─── Page excerpt

This PR adds guided decoding support to NeMo-RL's vLLM generation pipeline by introducing an optional GuidedDecodingConfig parameter that threads through rollout entry points, generation interfaces, and vLLM workers, enabling structured output modes like regex matching, JSON schema validation, and predefined choice constraints.

Changes

Cohort / File(s) Summary
Rollout Parameter Threading
nemo_rl/experience/rollouts.py
Added guided_decoding_config: Optional[GuidedDecodingConfig] = None parameter to six public methods (generate_responses, generate_responses_async, run_multi_turn_rollout, async_generate_response_for_sample_turn, run_sample_multi_turn_rollout, run_async_multi_turn_rollout) and threaded parameter through internal call chains.
Generation Interface Definitions
nemo_rl/models/generation/interfaces.py
Added new GuidedDecodingConfig TypedDict with fields: mode (str), json (optional), regex (optional), choice (optional), grammar (optional). Extended GenerationConfig with guided_decoding: NotRequired[GuidedDecodingConfig] field. Updated abstract method GenerationInterface.generate() signature to include guided_decoding_config: Optional[GuidedDecodingConfig] parameter.
vLLM Implementation
nemo_rl/models/generation/vllm/vllm_generation.py
Added guided_decoding_config parameter to four public methods (generate, generate_async, generate_text, generate_text_async). Extended _async_generate_base to accept and forward **kwargs. Updated worker invocations to propagate guided decoding configuration through common_kwargs.
vLLM Worker
nemo_rl/models/generation/vllm/vllm_worker.py
Implemented _get_vllm_guided_decoding_params() helper to translate GuidedDecodingConfig into vLLM's GuidedDecodingParams (supports modes: json, regex, choice, grammar, json_object). Updated generate() and generate_text() method signatures to accept guided_decoding_config and integrated conversion logic. Extended _build_sampling_params() to accept and apply guided_decoding_params to SamplingParams.
vLLM Async Worker
nemo_rl/models/generation/vllm/vllm_worker_async.py
Added guided_decoding_config parameter to generate_async() and guided_decoding_params parameter to generate_text_async(). Integrated guided decoding propagation through async per-sample generation paths via _get_vllm_guided_decoding_params() conversion.
Policy Layer
nemo_rl/models/policy/lm_policy.py
Added guided_decoding_config: Optional[GuidedDecodingConfig] = None parameter to generate() method with guard assertion requiring parameter to be None, indicating guided decoding is not supported for this backend.
Unit Test
tests/unit/models/generation/test_vllm_generation.py
Added test_vllm_guided_decoding() test exercising two guided decoding configurations (regex phone-number pattern and predefined-choice mode) and validating output conformance to constraints.

Sequence Diagram

sequenceDiagram
    participant Rollout as Rollout Layer
    participant GenInterface as Generation Interface
    participant VllmGen as VllmGeneration
    participant VllmWorker as VllmWorker
    participant vLLM as vLLM Library

    Rollout->>GenInterface: generate_responses(data, guided_decoding_config)
    GenInterface->>VllmGen: generate(data, guided_decoding_config)
    VllmGen->>VllmWorker: generate(data, guided_decoding_config)
    activate VllmWorker
    VllmWorker->>VllmWorker: _get_vllm_guided_decoding_params(guided_decoding_config)
    VllmWorker->>VllmWorker: _build_sampling_params(..., guided_decoding_params)

──────
─── Recorded information

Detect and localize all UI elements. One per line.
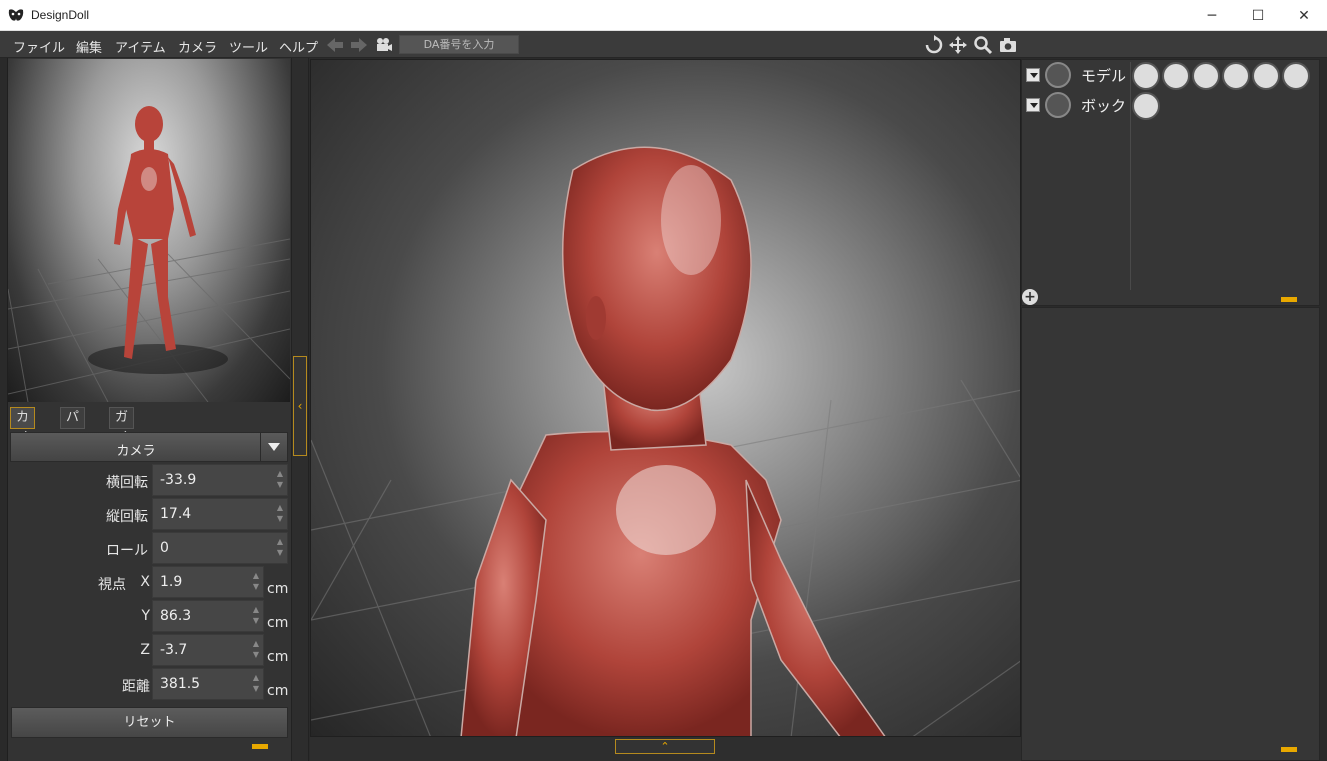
menu-camera[interactable]: カメラ xyxy=(178,37,217,56)
z-unit: cm xyxy=(267,649,289,665)
tree-scroll-indicator[interactable] xyxy=(1281,297,1297,302)
spin-arrows-icon[interactable]: ▲ ▼ xyxy=(252,570,260,594)
camera-record-icon[interactable] xyxy=(374,35,394,55)
zoom-part-icon[interactable] xyxy=(1192,62,1220,90)
window-title: DesignDoll xyxy=(31,8,90,22)
right-scrollbar[interactable] xyxy=(1320,59,1327,761)
left-edge-strip xyxy=(0,58,8,761)
distance-label: 距離 xyxy=(122,679,150,695)
viewport-scene xyxy=(311,146,1020,736)
y-unit: cm xyxy=(267,615,289,631)
designdoll-logo-icon xyxy=(8,9,24,21)
chevron-down-icon[interactable] xyxy=(260,433,287,461)
dropdown-toggle-icon[interactable] xyxy=(1026,98,1040,112)
pitch-label: 縦回転 xyxy=(106,509,148,525)
tree-item-label: モデル xyxy=(1081,67,1127,85)
minimize-button[interactable]: ─ xyxy=(1189,0,1235,31)
reset-button[interactable]: リセット xyxy=(11,707,288,738)
z-field[interactable]: -3.7 ▲ ▼ xyxy=(152,634,264,666)
yaw-field[interactable]: -33.9 ▲ ▼ xyxy=(152,464,288,496)
props-scroll-indicator[interactable] xyxy=(1281,747,1297,752)
x-value: 1.9 xyxy=(160,574,183,590)
roll-field[interactable]: 0 ▲ ▼ xyxy=(152,532,288,564)
left-scroll-indicator[interactable] xyxy=(252,744,268,749)
pose-icon[interactable] xyxy=(1162,62,1190,90)
tab-camera[interactable]: カメラ xyxy=(10,407,36,465)
tree-item-box[interactable]: ボック xyxy=(1026,92,1126,118)
roll-value: 0 xyxy=(160,540,169,556)
tab-guide[interactable]: ガイド xyxy=(109,407,135,465)
x-label: X xyxy=(140,574,150,590)
distance-unit: cm xyxy=(267,683,289,699)
distance-value: 381.5 xyxy=(160,676,201,692)
y-label: Y xyxy=(141,608,150,624)
spin-arrows-icon[interactable]: ▲ ▼ xyxy=(276,536,284,560)
tree-item-label: ボック xyxy=(1081,97,1127,115)
dropdown-toggle-icon[interactable] xyxy=(1026,68,1040,82)
yaw-label: 横回転 xyxy=(106,475,148,491)
x-unit: cm xyxy=(267,581,289,597)
reset-pose-icon[interactable] xyxy=(1045,62,1071,88)
roll-label: ロール xyxy=(106,543,148,559)
menu-edit[interactable]: 編集 xyxy=(76,37,102,56)
body-icon[interactable] xyxy=(1132,62,1160,90)
properties-panel xyxy=(1021,307,1320,761)
camera-select[interactable]: カメラ xyxy=(10,432,288,462)
camera-preview[interactable] xyxy=(8,59,290,402)
tree-item-model[interactable]: モデル xyxy=(1026,62,1126,88)
close-button[interactable]: ✕ xyxy=(1281,0,1327,31)
cube-icon[interactable] xyxy=(1132,92,1160,120)
title-bar: DesignDoll ─ ☐ ✕ xyxy=(0,0,1327,31)
reset-pose-icon[interactable] xyxy=(1045,92,1071,118)
pan-view-icon[interactable] xyxy=(948,35,968,55)
camera-select-value: カメラ xyxy=(116,444,156,459)
hand-icon[interactable] xyxy=(1252,62,1280,90)
da-number-input[interactable]: DA番号を入力 xyxy=(399,35,519,54)
zoom-view-icon[interactable] xyxy=(973,35,993,55)
spin-arrows-icon[interactable]: ▲ ▼ xyxy=(276,502,284,526)
maximize-button[interactable]: ☐ xyxy=(1235,0,1281,31)
rotate-view-icon[interactable] xyxy=(924,35,944,55)
y-field[interactable]: 86.3 ▲ ▼ xyxy=(152,600,264,632)
distance-field[interactable]: 381.5 ▲ ▼ xyxy=(152,668,264,700)
viewpoint-label: 視点 xyxy=(98,577,126,593)
spin-arrows-icon[interactable]: ▲ ▼ xyxy=(252,638,260,662)
z-value: -3.7 xyxy=(160,642,188,658)
preview-scene xyxy=(8,106,290,402)
z-label: Z xyxy=(140,642,150,658)
menu-tools[interactable]: ツール xyxy=(229,37,268,56)
pitch-field[interactable]: 17.4 ▲ ▼ xyxy=(152,498,288,530)
collapse-left-icon[interactable]: ‹ xyxy=(293,356,307,456)
spin-arrows-icon[interactable]: ▲ ▼ xyxy=(252,604,260,628)
expand-bottom-icon[interactable]: ⌃ xyxy=(615,739,715,754)
menu-item[interactable]: アイテム xyxy=(115,37,166,56)
x-field[interactable]: 1.9 ▲ ▼ xyxy=(152,566,264,598)
pitch-value: 17.4 xyxy=(160,506,192,522)
3d-viewport[interactable] xyxy=(310,59,1021,737)
tree-divider xyxy=(1130,62,1131,290)
y-value: 86.3 xyxy=(160,608,192,624)
screenshot-icon[interactable] xyxy=(998,35,1018,55)
undo-arrow-icon[interactable] xyxy=(325,35,345,55)
spin-arrows-icon[interactable]: ▲ ▼ xyxy=(252,672,260,696)
menu-file[interactable]: ファイル xyxy=(13,37,65,56)
menu-bar: ファイル 編集 アイテム カメラ ツール ヘルプ xyxy=(0,31,1327,58)
spin-arrows-icon[interactable]: ▲ ▼ xyxy=(276,468,284,492)
foot-icon[interactable] xyxy=(1282,62,1310,90)
yaw-value: -33.9 xyxy=(160,472,197,488)
tab-perspective[interactable]: パース xyxy=(60,407,86,465)
redo-arrow-icon[interactable] xyxy=(349,35,369,55)
menu-help[interactable]: ヘルプ xyxy=(279,37,318,56)
add-item-icon[interactable]: + xyxy=(1022,289,1038,305)
select-part-icon[interactable] xyxy=(1222,62,1250,90)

──────

### Problem
According to the PR summary, which modes does the _get_vllm_guided_decoding_params() helper support? The records are separate material and have no connection to the PR summary.

### Answer to this task
json, regex, choice, grammar, and json_object.